→ AIM OF THE EXERCISE
Count how many lines contain "Lincoln" and reply with that number only.

→ RECORDS TO PROCESS
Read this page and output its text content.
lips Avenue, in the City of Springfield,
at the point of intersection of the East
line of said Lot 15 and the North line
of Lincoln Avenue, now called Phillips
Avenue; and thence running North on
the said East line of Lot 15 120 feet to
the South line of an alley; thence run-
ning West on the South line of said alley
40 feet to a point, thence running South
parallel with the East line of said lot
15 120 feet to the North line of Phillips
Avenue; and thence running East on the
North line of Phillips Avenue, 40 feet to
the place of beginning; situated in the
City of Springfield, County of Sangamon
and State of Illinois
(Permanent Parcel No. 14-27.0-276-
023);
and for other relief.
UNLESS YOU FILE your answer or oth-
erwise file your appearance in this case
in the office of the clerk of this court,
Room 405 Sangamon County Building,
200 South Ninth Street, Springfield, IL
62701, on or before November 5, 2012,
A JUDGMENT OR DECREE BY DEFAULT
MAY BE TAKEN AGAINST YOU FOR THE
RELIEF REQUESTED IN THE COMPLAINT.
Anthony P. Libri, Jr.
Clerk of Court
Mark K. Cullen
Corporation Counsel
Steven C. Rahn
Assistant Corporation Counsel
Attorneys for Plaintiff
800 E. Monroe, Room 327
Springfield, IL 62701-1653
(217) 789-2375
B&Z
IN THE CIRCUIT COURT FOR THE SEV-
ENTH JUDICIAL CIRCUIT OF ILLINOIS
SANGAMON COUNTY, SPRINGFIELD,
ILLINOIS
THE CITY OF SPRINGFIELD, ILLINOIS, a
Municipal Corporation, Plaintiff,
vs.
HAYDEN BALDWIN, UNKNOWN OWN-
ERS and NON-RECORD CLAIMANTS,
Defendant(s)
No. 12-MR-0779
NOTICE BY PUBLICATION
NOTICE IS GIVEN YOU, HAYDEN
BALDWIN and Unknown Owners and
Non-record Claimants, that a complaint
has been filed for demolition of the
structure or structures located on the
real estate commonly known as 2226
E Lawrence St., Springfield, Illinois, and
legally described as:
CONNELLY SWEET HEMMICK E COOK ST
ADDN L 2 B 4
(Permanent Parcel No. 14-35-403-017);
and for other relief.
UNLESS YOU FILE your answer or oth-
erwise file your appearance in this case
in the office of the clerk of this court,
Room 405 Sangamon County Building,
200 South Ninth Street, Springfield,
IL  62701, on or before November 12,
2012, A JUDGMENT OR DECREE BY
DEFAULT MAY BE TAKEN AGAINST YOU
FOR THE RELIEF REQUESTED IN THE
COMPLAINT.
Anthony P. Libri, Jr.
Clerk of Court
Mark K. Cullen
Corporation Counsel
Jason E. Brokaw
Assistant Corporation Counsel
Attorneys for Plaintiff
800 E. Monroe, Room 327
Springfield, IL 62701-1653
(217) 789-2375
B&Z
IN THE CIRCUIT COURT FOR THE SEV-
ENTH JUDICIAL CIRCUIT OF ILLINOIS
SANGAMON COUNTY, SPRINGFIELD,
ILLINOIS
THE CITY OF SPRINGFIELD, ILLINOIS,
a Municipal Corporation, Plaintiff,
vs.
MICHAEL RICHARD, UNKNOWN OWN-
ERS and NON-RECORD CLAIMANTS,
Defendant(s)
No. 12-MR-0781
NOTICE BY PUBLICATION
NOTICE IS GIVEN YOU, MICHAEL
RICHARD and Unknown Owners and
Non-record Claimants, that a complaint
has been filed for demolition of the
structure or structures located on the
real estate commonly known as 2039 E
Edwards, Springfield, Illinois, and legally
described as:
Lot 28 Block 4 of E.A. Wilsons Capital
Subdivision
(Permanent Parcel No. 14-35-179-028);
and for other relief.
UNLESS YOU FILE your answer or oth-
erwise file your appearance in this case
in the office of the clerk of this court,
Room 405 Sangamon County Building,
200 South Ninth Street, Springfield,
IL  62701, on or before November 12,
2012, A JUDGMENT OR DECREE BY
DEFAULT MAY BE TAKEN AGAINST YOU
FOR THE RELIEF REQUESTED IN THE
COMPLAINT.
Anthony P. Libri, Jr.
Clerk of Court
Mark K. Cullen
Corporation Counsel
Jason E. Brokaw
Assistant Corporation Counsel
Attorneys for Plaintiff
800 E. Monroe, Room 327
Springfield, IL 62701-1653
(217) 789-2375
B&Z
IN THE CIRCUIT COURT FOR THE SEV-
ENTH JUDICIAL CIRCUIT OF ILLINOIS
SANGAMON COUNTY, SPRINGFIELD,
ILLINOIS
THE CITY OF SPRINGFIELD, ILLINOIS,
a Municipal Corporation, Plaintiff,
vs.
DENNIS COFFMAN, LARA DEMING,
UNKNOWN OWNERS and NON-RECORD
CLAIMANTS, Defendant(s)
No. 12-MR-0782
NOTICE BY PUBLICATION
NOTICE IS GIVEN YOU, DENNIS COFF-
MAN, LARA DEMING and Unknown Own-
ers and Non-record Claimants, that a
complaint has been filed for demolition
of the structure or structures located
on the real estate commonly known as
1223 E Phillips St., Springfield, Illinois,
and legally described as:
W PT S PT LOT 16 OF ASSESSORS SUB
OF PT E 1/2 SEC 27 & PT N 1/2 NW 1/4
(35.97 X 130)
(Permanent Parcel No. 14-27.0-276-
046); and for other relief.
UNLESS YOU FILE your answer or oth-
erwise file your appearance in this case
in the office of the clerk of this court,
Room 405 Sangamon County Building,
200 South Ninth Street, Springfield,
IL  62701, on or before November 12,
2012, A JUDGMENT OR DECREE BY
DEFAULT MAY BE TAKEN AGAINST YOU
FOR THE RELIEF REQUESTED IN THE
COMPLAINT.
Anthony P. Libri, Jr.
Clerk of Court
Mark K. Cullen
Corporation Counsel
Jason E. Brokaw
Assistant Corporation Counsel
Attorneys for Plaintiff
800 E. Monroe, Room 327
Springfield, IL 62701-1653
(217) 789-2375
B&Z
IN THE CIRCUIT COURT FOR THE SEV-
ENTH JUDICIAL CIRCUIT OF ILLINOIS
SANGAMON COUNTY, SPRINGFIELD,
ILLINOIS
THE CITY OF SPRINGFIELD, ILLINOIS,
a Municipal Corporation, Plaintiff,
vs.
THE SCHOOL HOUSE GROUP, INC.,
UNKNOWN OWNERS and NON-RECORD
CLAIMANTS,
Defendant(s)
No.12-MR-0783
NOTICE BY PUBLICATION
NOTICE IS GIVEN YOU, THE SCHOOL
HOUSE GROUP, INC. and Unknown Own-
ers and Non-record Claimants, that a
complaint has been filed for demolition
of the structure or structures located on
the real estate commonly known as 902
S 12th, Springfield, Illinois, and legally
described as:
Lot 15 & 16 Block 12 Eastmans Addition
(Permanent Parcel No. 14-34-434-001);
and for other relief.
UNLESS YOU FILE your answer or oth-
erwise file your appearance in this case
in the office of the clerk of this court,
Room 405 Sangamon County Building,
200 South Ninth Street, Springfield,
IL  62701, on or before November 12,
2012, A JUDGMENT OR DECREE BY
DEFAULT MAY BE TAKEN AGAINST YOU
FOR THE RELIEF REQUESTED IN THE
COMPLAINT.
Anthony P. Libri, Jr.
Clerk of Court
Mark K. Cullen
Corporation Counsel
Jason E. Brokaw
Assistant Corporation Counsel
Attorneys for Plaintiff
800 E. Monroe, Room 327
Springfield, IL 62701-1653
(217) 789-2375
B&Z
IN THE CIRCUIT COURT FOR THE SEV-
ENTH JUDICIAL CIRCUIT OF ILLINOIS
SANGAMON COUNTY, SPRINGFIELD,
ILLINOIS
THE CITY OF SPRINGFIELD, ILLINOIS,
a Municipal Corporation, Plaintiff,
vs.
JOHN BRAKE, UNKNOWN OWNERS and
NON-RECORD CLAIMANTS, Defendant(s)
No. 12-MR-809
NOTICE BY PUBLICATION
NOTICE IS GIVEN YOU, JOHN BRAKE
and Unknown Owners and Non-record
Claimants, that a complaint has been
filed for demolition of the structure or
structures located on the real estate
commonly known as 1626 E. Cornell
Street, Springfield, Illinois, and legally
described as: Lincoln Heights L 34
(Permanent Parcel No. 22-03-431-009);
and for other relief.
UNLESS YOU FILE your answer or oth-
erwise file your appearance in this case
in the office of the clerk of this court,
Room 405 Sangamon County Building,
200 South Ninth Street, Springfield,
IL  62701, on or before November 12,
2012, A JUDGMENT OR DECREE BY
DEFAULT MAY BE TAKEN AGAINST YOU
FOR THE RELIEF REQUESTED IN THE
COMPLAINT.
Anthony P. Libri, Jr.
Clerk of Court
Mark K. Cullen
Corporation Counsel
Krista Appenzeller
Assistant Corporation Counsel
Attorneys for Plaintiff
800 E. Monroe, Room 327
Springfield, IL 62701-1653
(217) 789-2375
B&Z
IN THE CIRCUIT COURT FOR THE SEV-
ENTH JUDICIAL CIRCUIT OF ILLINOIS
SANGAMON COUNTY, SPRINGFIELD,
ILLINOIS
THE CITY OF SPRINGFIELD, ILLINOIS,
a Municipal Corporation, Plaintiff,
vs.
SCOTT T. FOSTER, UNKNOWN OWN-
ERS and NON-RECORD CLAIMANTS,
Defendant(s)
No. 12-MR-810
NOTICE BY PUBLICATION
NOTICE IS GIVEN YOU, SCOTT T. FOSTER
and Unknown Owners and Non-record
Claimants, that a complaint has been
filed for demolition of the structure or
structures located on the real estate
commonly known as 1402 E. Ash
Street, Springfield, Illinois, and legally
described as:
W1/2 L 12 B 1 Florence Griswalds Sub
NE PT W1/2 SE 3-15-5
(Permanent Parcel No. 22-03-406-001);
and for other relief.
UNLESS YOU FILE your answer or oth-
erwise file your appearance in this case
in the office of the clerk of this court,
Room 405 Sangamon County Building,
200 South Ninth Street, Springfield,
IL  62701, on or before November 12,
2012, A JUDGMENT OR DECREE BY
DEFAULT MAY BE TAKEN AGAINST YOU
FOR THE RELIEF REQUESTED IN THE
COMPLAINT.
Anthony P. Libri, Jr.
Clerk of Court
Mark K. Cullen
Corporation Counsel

→ ANSWER TO THIS PROBLEM
2